Stated goal: Beneath this task is a listing; retype all of it exactly.

Input data:
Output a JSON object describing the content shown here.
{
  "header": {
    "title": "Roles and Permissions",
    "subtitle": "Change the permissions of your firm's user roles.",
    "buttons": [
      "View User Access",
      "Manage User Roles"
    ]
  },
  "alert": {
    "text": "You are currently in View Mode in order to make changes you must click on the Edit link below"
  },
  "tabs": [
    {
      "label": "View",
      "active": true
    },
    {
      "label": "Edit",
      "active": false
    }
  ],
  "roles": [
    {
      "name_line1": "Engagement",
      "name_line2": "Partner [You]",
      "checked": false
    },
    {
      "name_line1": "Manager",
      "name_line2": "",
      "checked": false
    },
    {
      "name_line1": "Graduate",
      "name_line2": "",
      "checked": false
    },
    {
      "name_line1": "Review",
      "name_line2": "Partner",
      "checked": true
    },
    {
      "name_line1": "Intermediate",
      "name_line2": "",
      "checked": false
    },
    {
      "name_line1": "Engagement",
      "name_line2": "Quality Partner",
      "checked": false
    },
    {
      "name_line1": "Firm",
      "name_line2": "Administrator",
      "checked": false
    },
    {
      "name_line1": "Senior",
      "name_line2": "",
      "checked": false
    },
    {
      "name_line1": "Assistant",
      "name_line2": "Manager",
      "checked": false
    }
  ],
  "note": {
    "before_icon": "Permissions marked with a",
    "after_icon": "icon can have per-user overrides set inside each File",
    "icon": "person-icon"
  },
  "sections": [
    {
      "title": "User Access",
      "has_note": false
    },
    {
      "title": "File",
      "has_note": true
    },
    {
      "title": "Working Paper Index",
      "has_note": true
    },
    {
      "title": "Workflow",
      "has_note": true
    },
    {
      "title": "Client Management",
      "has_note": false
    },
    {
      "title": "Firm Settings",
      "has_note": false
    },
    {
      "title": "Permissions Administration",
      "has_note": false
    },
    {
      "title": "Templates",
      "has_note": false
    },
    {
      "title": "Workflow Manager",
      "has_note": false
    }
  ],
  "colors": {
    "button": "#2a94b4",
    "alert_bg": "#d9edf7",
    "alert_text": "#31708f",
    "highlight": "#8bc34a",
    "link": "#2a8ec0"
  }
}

Complete output:
Output a JSON object describing the content shown here.
{
  "header": {
    "title": "Roles and Permissions",
    "subtitle": "Change the permissions of your firm's user roles.",
    "buttons": [
      "View User Access",
      "Manage User Roles"
    ]
  },
  "alert": {
    "text": "You are currently in View Mode in order to make changes you must click on the Edit link below"
  },
  "tabs": [
    {
      "label": "View",
      "active": true
    },
    {
      "label": "Edit",
      "active": false
    }
  ],
  "roles": [
    {
      "name_line1": "Engagement",
      "name_line2": "Partner [You]",
      "checked": false
    },
    {
      "name_line1": "Manager",
      "name_line2": "",
      "checked": false
    },
    {
      "name_line1": "Graduate",
      "name_line2": "",
      "checked": false
    },
    {
      "name_line1": "Review",
      "name_line2": "Partner",
      "checked": true
    },
    {
      "name_line1": "Intermediate",
      "name_line2": "",
      "checked": false
    },
    {
      "name_line1": "Engagement",
      "name_line2": "Quality Partner",
      "checked": false
    },
    {
      "name_line1": "Firm",
      "name_line2": "Administrator",
      "checked": false
    },
    {
      "name_line1": "Senior",
      "name_line2": "",
      "checked": false
    },
    {
      "name_line1": "Assistant",
      "name_line2": "Manager",
      "checked": false
    }
  ],
  "note": {
    "before_icon": "Permissions marked with a",
    "after_icon": "icon can have per-user overrides set inside each File",
    "icon": "person-icon"
  },
  "sections": [
    {
      "title": "User Access",
      "has_note": false
    },
    {
      "title": "File",
      "has_note": true
    },
    {
      "title": "Working Paper Index",
      "has_note": true
    },
    {
      "title": "Workflow",
      "has_note": true
    },
    {
      "title": "Client Management",
      "has_note": false
    },
    {
      "title": "Firm Settings",
      "has_note": false
    },
    {
      "title": "Permissions Administration",
      "has_note": false
    },
    {
      "title": "Templates",
      "has_note": false
    },
    {
      "title": "Workflow Manager",
      "has_note": false
    }
  ],
  "colors": {
    "button": "#2a94b4",
    "alert_bg": "#d9edf7",
    "alert_text": "#31708f",
    "highlight": "#8bc34a",
    "link": "#2a8ec0"
  }
}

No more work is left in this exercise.